What needs to be done: Identify and reproduce every line holding the string "Total".

Dataset content:
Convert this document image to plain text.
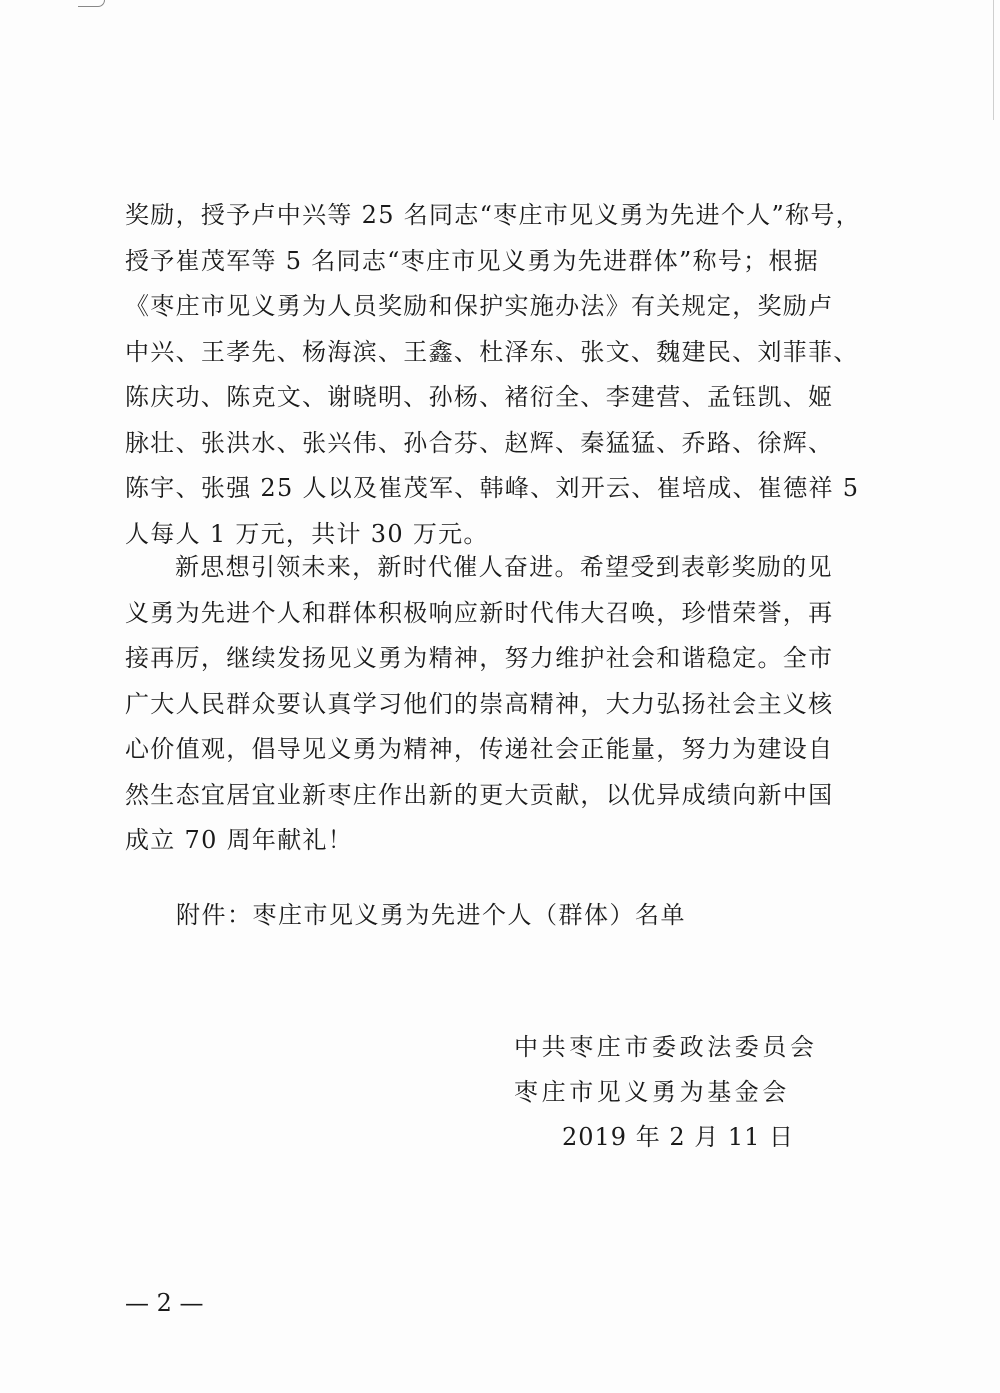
奖励，授予卢中兴等 25 名同志“枣庄市见义勇为先进个人”称号，
授予崔茂军等 5 名同志“枣庄市见义勇为先进群体”称号；根据
《枣庄市见义勇为人员奖励和保护实施办法》有关规定，奖励卢
中兴、王孝先、杨海滨、王鑫、杜泽东、张文、魏建民、刘菲菲、
陈庆功、陈克文、谢晓明、孙杨、褚衍全、李建营、孟钰凯、姬
脉壮、张洪水、张兴伟、孙合芬、赵辉、秦猛猛、乔路、徐辉、
陈宇、张强 25 人以及崔茂军、韩峰、刘开云、崔培成、崔德祥 5
人每人 1 万元，共计 30 万元。
新思想引领未来，新时代催人奋进。希望受到表彰奖励的见
义勇为先进个人和群体积极响应新时代伟大召唤，珍惜荣誉，再
接再厉，继续发扬见义勇为精神，努力维护社会和谐稳定。全市
广大人民群众要认真学习他们的崇高精神，大力弘扬社会主义核
心价值观，倡导见义勇为精神，传递社会正能量，努力为建设自
然生态宜居宜业新枣庄作出新的更大贡献，以优异成绩向新中国
成立 70 周年献礼！
附件：枣庄市见义勇为先进个人（群体）名单
中共枣庄市委政法委员会
枣庄市见义勇为基金会
2019 年 2 月 11 日
— 2 —
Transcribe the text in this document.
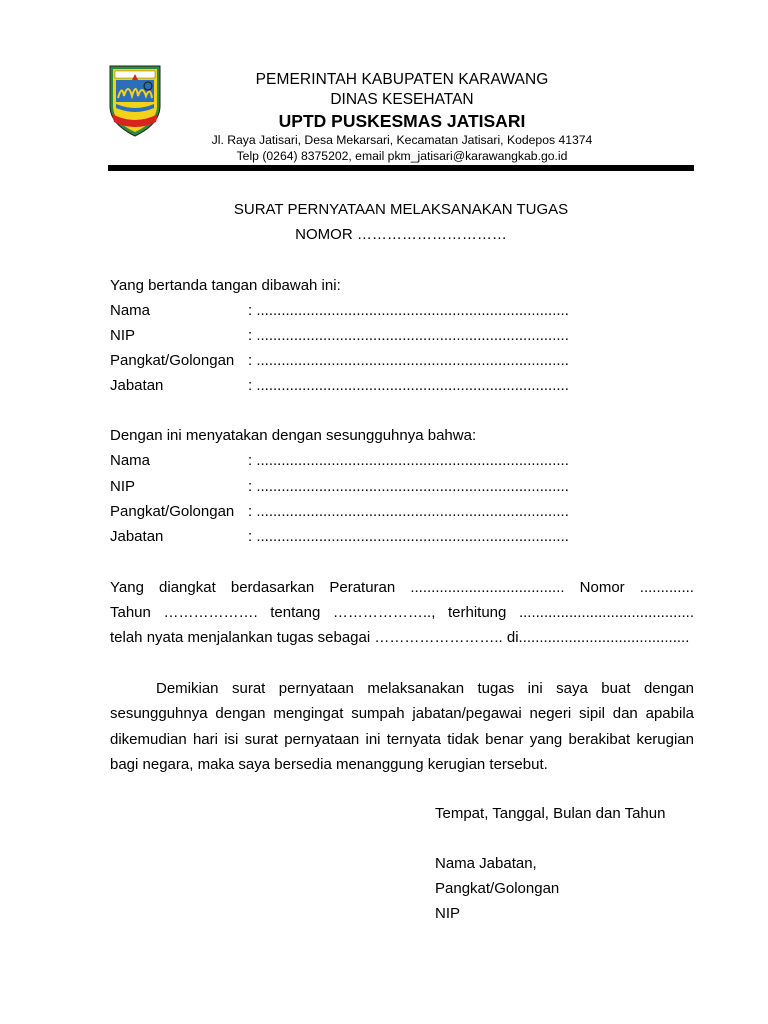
PEMERINTAH KABUPATEN KARAWANG
DINAS KESEHATAN
UPTD PUSKESMAS JATISARI
Jl. Raya Jatisari, Desa Mekarsari, Kecamatan Jatisari, Kodepos 41374
Telp (0264) 8375202, email pkm_jatisari@karawangkab.go.id
SURAT PERNYATAAN MELAKSANAKAN TUGAS
NOMOR …………………………
Yang bertanda tangan dibawah ini:
Nama	: ...........................................................................
NIP	: ...........................................................................
Pangkat/Golongan : ...........................................................................
Jabatan	: ...........................................................................
Dengan ini menyatakan dengan sesungguhnya bahwa:
Nama	: ...........................................................................
NIP	: ...........................................................................
Pangkat/Golongan : ...........................................................................
Jabatan	: ...........................................................................
Yang diangkat berdasarkan Peraturan ..................................... Nomor .............
Tahun ………………. tentang ……………….., terhitung ..........................................
telah nyata menjalankan tugas sebagai …………………….. di.........................................
Demikian surat pernyataan melaksanakan tugas ini saya buat dengan sesungguhnya dengan mengingat sumpah jabatan/pegawai negeri sipil dan apabila dikemudian hari isi surat pernyataan ini ternyata tidak benar yang berakibat kerugian bagi negara, maka saya bersedia menanggung kerugian tersebut.
Tempat, Tanggal, Bulan dan Tahun
Nama Jabatan,
Pangkat/Golongan
NIP
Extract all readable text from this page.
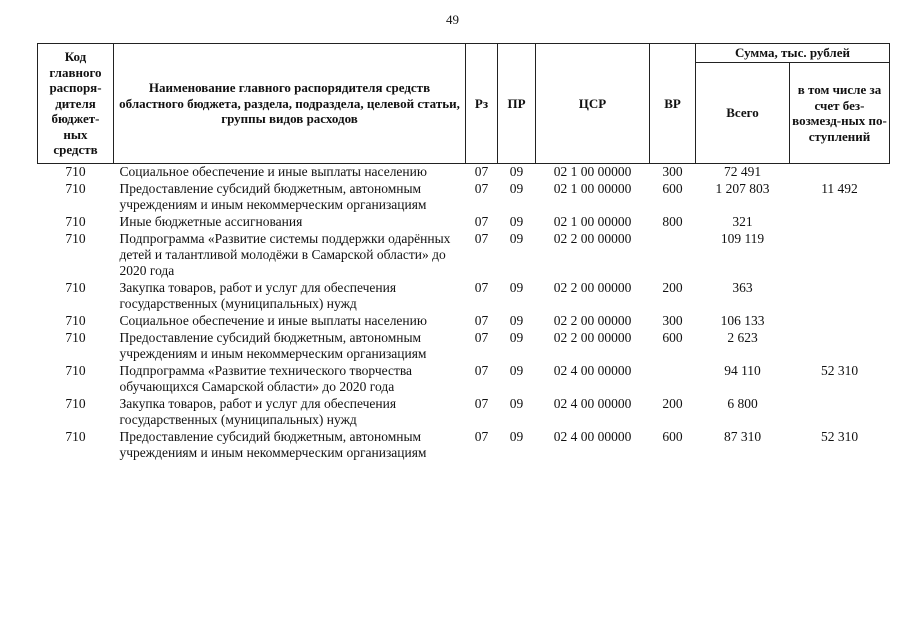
49
Код главного распоря-дителя бюджет-ных средств	Наименование главного распорядителя средств областного бюджета, раздела, подраздела, целевой статьи, группы видов расходов	Рз	ПР	ЦСР	ВР	Сумма, тыс. рублей	
						Всего	в том числе за счет без-возмезд-ных по-ступлений
710	Социальное обеспечение и иные выплаты населению	07	09	02 1 00 00000	300	72 491	
710	Предоставление субсидий бюджетным, автономным учреждениям и иным некоммерческим организациям	07	09	02 1 00 00000	600	1 207 803	11 492
710	Иные бюджетные ассигнования	07	09	02 1 00 00000	800	321	
710	Подпрограмма «Развитие системы поддержки одарённых детей и талантливой молодёжи в Самарской области» до 2020 года	07	09	02 2 00 00000		109 119	
710	Закупка товаров, работ и услуг для обеспечения государственных (муниципальных) нужд	07	09	02 2 00 00000	200	363	
710	Социальное обеспечение и иные выплаты населению	07	09	02 2 00 00000	300	106 133	
710	Предоставление субсидий бюджетным, автономным учреждениям и иным некоммерческим организациям	07	09	02 2 00 00000	600	2 623	
710	Подпрограмма «Развитие технического творчества обучающихся Самарской области» до 2020 года	07	09	02 4 00 00000		94 110	52 310
710	Закупка товаров, работ и услуг для обеспечения государственных (муниципальных) нужд	07	09	02 4 00 00000	200	6 800	
710	Предоставление субсидий бюджетным, автономным учреждениям и иным некоммерческим организациям	07	09	02 4 00 00000	600	87 310	52 310
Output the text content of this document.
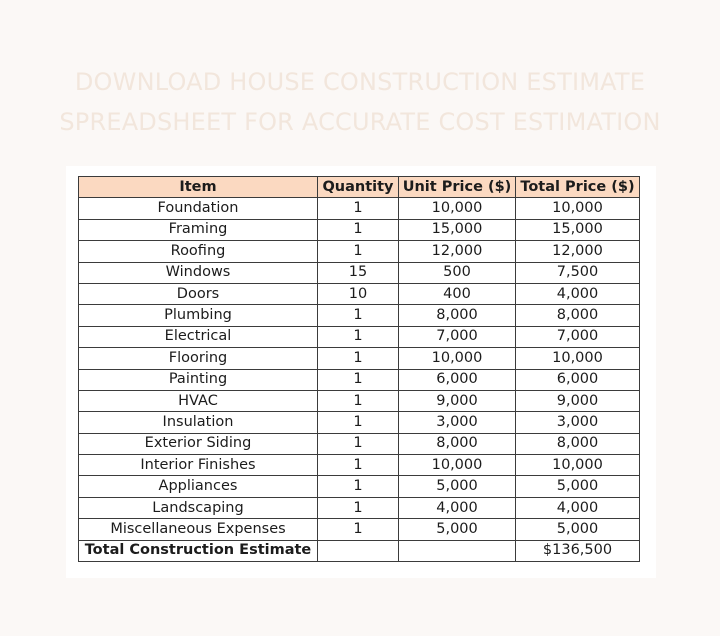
DOWNLOAD HOUSE CONSTRUCTION ESTIMATE
SPREADSHEET FOR ACCURATE COST ESTIMATION
Item	Quantity	Unit Price ($)	Total Price ($)
Foundation	1	10,000	10,000
Framing	1	15,000	15,000
Roofing	1	12,000	12,000
Windows	15	500	7,500
Doors	10	400	4,000
Plumbing	1	8,000	8,000
Electrical	1	7,000	7,000
Flooring	1	10,000	10,000
Painting	1	6,000	6,000
HVAC	1	9,000	9,000
Insulation	1	3,000	3,000
Exterior Siding	1	8,000	8,000
Interior Finishes	1	10,000	10,000
Appliances	1	5,000	5,000
Landscaping	1	4,000	4,000
Miscellaneous Expenses	1	5,000	5,000
Total Construction Estimate			$136,500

Result for this task:
Item	Quantity	Unit Price ($)	Total Price ($)
Total Construction Estimate			$136,500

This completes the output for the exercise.